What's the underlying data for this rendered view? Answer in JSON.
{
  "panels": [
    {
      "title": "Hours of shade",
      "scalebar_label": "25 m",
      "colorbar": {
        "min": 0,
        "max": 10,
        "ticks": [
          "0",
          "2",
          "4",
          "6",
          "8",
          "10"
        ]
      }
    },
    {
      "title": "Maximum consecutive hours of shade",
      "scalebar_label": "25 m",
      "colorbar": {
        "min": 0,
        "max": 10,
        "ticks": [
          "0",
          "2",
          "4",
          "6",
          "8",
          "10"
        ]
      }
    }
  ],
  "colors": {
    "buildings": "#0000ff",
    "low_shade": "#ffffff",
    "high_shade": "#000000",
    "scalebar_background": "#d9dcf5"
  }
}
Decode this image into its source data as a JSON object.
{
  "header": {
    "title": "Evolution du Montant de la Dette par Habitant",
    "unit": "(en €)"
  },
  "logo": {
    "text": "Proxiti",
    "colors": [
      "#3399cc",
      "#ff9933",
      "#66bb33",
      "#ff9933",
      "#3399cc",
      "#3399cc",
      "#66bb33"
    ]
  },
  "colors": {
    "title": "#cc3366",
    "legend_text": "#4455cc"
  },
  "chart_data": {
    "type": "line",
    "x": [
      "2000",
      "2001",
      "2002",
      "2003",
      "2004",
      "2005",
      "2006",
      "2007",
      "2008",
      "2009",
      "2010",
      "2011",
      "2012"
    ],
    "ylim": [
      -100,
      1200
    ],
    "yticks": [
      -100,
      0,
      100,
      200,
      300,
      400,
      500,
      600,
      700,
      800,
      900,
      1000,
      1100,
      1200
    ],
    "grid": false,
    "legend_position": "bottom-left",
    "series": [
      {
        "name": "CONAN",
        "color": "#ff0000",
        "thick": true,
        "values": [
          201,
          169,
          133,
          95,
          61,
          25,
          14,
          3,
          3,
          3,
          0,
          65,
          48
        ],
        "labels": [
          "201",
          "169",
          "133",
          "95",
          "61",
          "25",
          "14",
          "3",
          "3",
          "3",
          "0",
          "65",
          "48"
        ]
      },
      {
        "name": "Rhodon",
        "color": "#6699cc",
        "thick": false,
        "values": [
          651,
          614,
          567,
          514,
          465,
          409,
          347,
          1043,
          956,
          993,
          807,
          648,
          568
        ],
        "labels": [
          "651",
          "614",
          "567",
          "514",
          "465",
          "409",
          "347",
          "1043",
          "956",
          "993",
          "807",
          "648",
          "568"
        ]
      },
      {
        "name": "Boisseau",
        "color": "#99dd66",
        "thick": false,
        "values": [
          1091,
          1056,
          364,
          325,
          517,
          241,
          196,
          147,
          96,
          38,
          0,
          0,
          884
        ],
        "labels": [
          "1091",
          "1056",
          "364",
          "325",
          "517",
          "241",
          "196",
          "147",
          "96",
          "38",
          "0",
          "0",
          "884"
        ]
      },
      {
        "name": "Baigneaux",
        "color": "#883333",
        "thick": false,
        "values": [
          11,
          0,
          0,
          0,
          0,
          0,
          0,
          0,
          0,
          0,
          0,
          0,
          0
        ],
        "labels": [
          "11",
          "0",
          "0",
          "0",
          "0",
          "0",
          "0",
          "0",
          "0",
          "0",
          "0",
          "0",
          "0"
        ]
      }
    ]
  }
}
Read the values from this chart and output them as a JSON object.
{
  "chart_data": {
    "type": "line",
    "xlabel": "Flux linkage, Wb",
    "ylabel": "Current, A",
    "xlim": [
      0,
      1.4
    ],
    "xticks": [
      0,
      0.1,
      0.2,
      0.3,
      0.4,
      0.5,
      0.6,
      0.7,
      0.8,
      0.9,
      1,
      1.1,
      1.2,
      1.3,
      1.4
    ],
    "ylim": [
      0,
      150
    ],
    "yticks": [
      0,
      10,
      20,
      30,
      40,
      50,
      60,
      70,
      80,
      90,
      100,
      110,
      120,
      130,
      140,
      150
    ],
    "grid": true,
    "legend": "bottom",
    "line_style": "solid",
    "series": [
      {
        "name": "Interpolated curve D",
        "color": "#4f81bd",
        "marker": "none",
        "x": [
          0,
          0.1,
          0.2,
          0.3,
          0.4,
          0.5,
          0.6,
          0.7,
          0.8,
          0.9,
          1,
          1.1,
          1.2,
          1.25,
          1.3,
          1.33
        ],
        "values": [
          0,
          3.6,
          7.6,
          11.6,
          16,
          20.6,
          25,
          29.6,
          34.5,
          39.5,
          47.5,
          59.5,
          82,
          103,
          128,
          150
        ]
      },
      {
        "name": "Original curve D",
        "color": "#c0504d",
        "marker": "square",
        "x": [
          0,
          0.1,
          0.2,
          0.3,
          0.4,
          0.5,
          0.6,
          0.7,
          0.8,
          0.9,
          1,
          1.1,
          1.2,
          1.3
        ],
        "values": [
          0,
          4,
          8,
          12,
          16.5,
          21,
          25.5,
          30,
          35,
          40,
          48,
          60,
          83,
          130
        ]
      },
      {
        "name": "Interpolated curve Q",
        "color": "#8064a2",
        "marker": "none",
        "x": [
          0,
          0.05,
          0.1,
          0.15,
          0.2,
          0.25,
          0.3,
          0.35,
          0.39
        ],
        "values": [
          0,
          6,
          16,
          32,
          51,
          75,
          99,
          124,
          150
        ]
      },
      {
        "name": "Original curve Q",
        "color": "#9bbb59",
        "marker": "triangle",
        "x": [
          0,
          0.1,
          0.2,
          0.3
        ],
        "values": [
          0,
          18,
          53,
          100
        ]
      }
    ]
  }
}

##############################

=== What you will do ===
Repeat each record exactly, leaving nothing out.

=== Reply ===
What's the underlying data for this rendered view? Answer in JSON.
{
  "panels": [
    {
      "title": "Hours of shade",
      "scalebar_label": "25 m",
      "colorbar": {
        "min": 0,
        "max": 10,
        "ticks": [
          "0",
          "2",
          "4",
          "6",
          "8",
          "10"
        ]
      }
    },
    {
      "title": "Maximum consecutive hours of shade",
      "scalebar_label": "25 m",
      "colorbar": {
        "min": 0,
        "max": 10,
        "ticks": [
          "0",
          "2",
          "4",
          "6",
          "8",
          "10"
        ]
      }
    }
  ],
  "colors": {
    "buildings": "#0000ff",
    "low_shade": "#ffffff",
    "high_shade": "#000000",
    "scalebar_background": "#d9dcf5"
  }
}
Decode this image into its source data as a JSON object.
{
  "header": {
    "title": "Evolution du Montant de la Dette par Habitant",
    "unit": "(en €)"
  },
  "logo": {
    "text": "Proxiti",
    "colors": [
      "#3399cc",
      "#ff9933",
      "#66bb33",
      "#ff9933",
      "#3399cc",
      "#3399cc",
      "#66bb33"
    ]
  },
  "colors": {
    "title": "#cc3366",
    "legend_text": "#4455cc"
  },
  "chart_data": {
    "type": "line",
    "x": [
      "2000",
      "2001",
      "2002",
      "2003",
      "2004",
      "2005",
      "2006",
      "2007",
      "2008",
      "2009",
      "2010",
      "2011",
      "2012"
    ],
    "ylim": [
      -100,
      1200
    ],
    "yticks": [
      -100,
      0,
      100,
      200,
      300,
      400,
      500,
      600,
      700,
      800,
      900,
      1000,
      1100,
      1200
    ],
    "grid": false,
    "legend_position": "bottom-left",
    "series": [
      {
        "name": "CONAN",
        "color": "#ff0000",
        "thick": true,
        "values": [
          201,
          169,
          133,
          95,
          61,
          25,
          14,
          3,
          3,
          3,
          0,
          65,
          48
        ],
        "labels": [
          "201",
          "169",
          "133",
          "95",
          "61",
          "25",
          "14",
          "3",
          "3",
          "3",
          "0",
          "65",
          "48"
        ]
      },
      {
        "name": "Rhodon",
        "color": "#6699cc",
        "thick": false,
        "values": [
          651,
          614,
          567,
          514,
          465,
          409,
          347,
          1043,
          956,
          993,
          807,
          648,
          568
        ],
        "labels": [
          "651",
          "614",
          "567",
          "514",
          "465",
          "409",
          "347",
          "1043",
          "956",
          "993",
          "807",
          "648",
          "568"
        ]
      },
      {
        "name": "Boisseau",
        "color": "#99dd66",
        "thick": false,
        "values": [
          1091,
          1056,
          364,
          325,
          517,
          241,
          196,
          147,
          96,
          38,
          0,
          0,
          884
        ],
        "labels": [
          "1091",
          "1056",
          "364",
          "325",
          "517",
          "241",
          "196",
          "147",
          "96",
          "38",
          "0",
          "0",
          "884"
        ]
      },
      {
        "name": "Baigneaux",
        "color": "#883333",
        "thick": false,
        "values": [
          11,
          0,
          0,
          0,
          0,
          0,
          0,
          0,
          0,
          0,
          0,
          0,
          0
        ],
        "labels": [
          "11",
          "0",
          "0",
          "0",
          "0",
          "0",
          "0",
          "0",
          "0",
          "0",
          "0",
          "0",
          "0"
        ]
      }
    ]
  }
}
Read the values from this chart and output them as a JSON object.
{
  "chart_data": {
    "type": "line",
    "xlabel": "Flux linkage, Wb",
    "ylabel": "Current, A",
    "xlim": [
      0,
      1.4
    ],
    "xticks": [
      0,
      0.1,
      0.2,
      0.3,
      0.4,
      0.5,
      0.6,
      0.7,
      0.8,
      0.9,
      1,
      1.1,
      1.2,
      1.3,
      1.4
    ],
    "ylim": [
      0,
      150
    ],
    "yticks": [
      0,
      10,
      20,
      30,
      40,
      50,
      60,
      70,
      80,
      90,
      100,
      110,
      120,
      130,
      140,
      150
    ],
    "grid": true,
    "legend": "bottom",
    "line_style": "solid",
    "series": [
      {
        "name": "Interpolated curve D",
        "color": "#4f81bd",
        "marker": "none",
        "x": [
          0,
          0.1,
          0.2,
          0.3,
          0.4,
          0.5,
          0.6,
          0.7,
          0.8,
          0.9,
          1,
          1.1,
          1.2,
          1.25,
          1.3,
          1.33
        ],
        "values": [
          0,
          3.6,
          7.6,
          11.6,
          16,
          20.6,
          25,
          29.6,
          34.5,
          39.5,
          47.5,
          59.5,
          82,
          103,
          128,
          150
        ]
      },
      {
        "name": "Original curve D",
        "color": "#c0504d",
        "marker": "square",
        "x": [
          0,
          0.1,
          0.2,
          0.3,
          0.4,
          0.5,
          0.6,
          0.7,
          0.8,
          0.9,
          1,
          1.1,
          1.2,
          1.3
        ],
        "values": [
          0,
          4,
          8,
          12,
          16.5,
          21,
          25.5,
          30,
          35,
          40,
          48,
          60,
          83,
          130
        ]
      },
      {
        "name": "Interpolated curve Q",
        "color": "#8064a2",
        "marker": "none",
        "x": [
          0,
          0.05,
          0.1,
          0.15,
          0.2,
          0.25,
          0.3,
          0.35,
          0.39
        ],
        "values": [
          0,
          6,
          16,
          32,
          51,
          75,
          99,
          124,
          150
        ]
      },
      {
        "name": "Original curve Q",
        "color": "#9bbb59",
        "marker": "triangle",
        "x": [
          0,
          0.1,
          0.2,
          0.3
        ],
        "values": [
          0,
          18,
          53,
          100
        ]
      }
    ]
  }
}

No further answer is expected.